Task to carry out -
Check each line of the listing, and copy it if it contains the word "Manual".

Input data -
■ ■ ■ ■ ■
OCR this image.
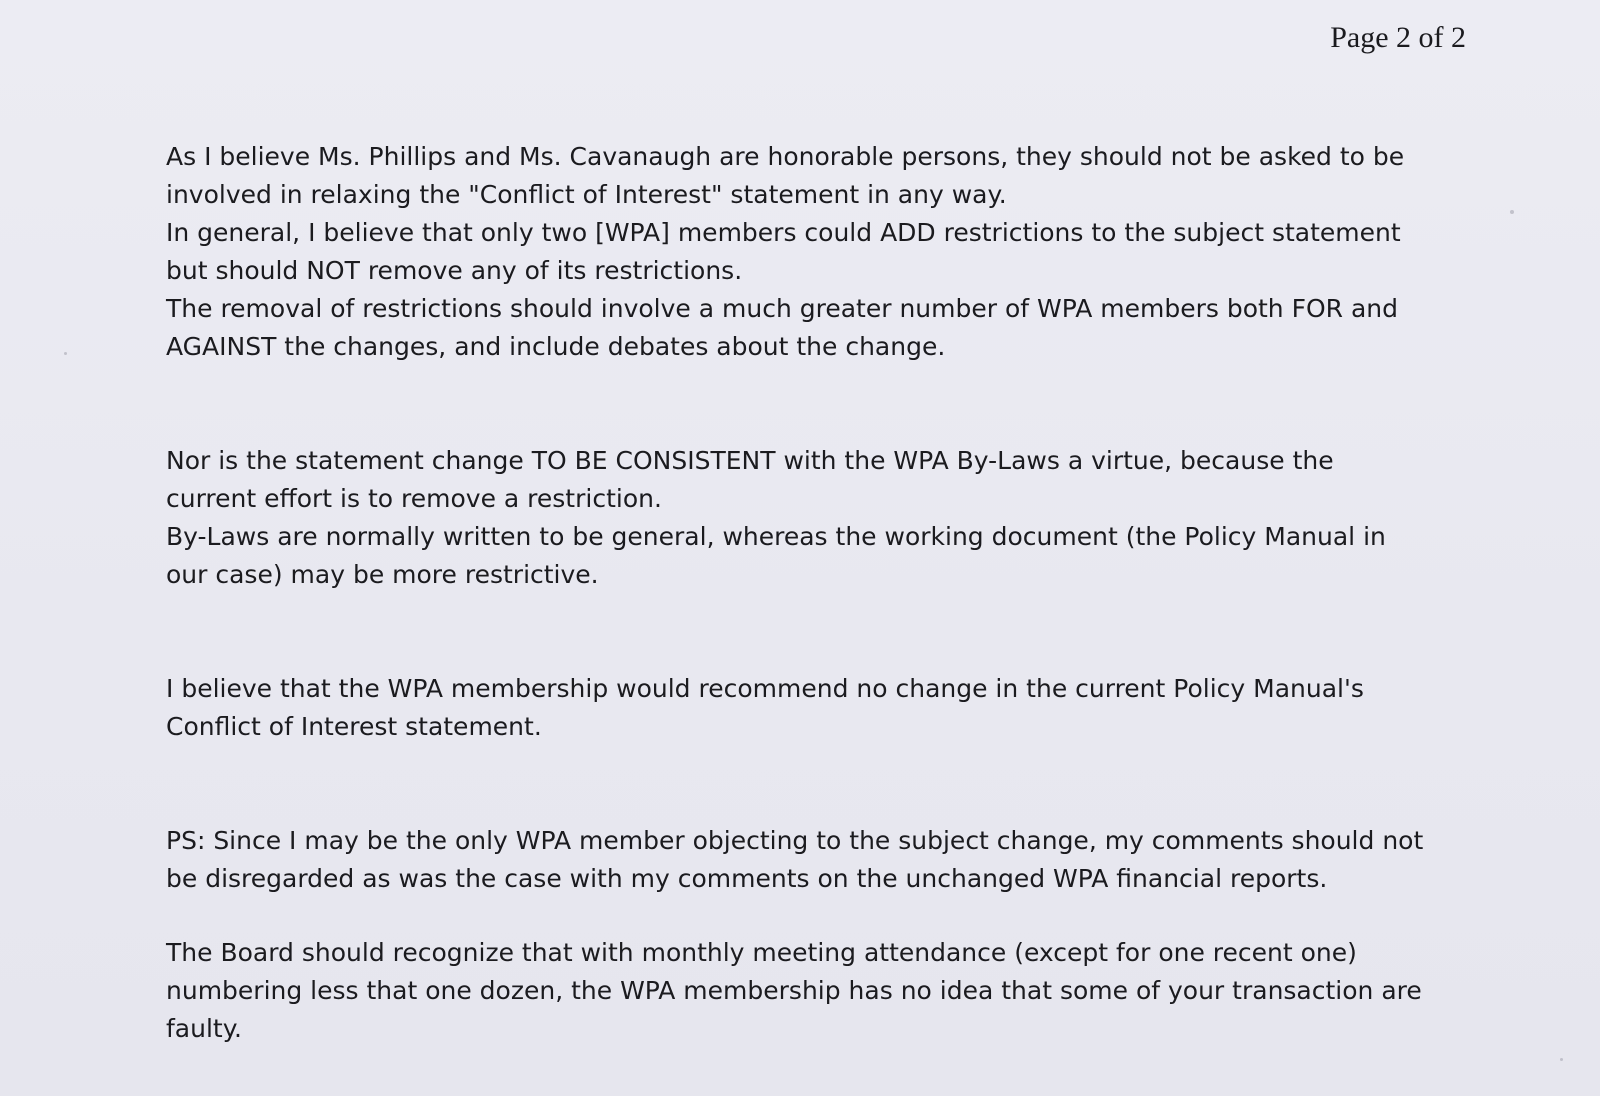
Page 2 of 2

As I believe Ms. Phillips and Ms. Cavanaugh are honorable persons, they should not be asked to be
involved in relaxing the "Conflict of Interest" statement in any way.
In general, I believe that only two [WPA] members could ADD restrictions to the subject statement
but should NOT remove any of its restrictions.
The removal of restrictions should involve a much greater number of WPA members both FOR and
AGAINST the changes, and include debates about the change.

Nor is the statement change TO BE CONSISTENT with the WPA By-Laws a virtue, because the
current effort is to remove a restriction.
By-Laws are normally written to be general, whereas the working document (the Policy Manual in
our case) may be more restrictive.

I believe that the WPA membership would recommend no change in the current Policy Manual's
Conflict of Interest statement.

PS: Since I may be the only WPA member objecting to the subject change, my comments should not
be disregarded as was the case with my comments on the unchanged WPA financial reports.

The Board should recognize that with monthly meeting attendance (except for one recent one)
numbering less that one dozen, the WPA membership has no idea that some of your transaction are
faulty.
■ ■ ■ ■ ■
Full answer -
By-Laws are normally written to be general, whereas the working document (the Policy Manual in
I believe that the WPA membership would recommend no change in the current Policy Manual's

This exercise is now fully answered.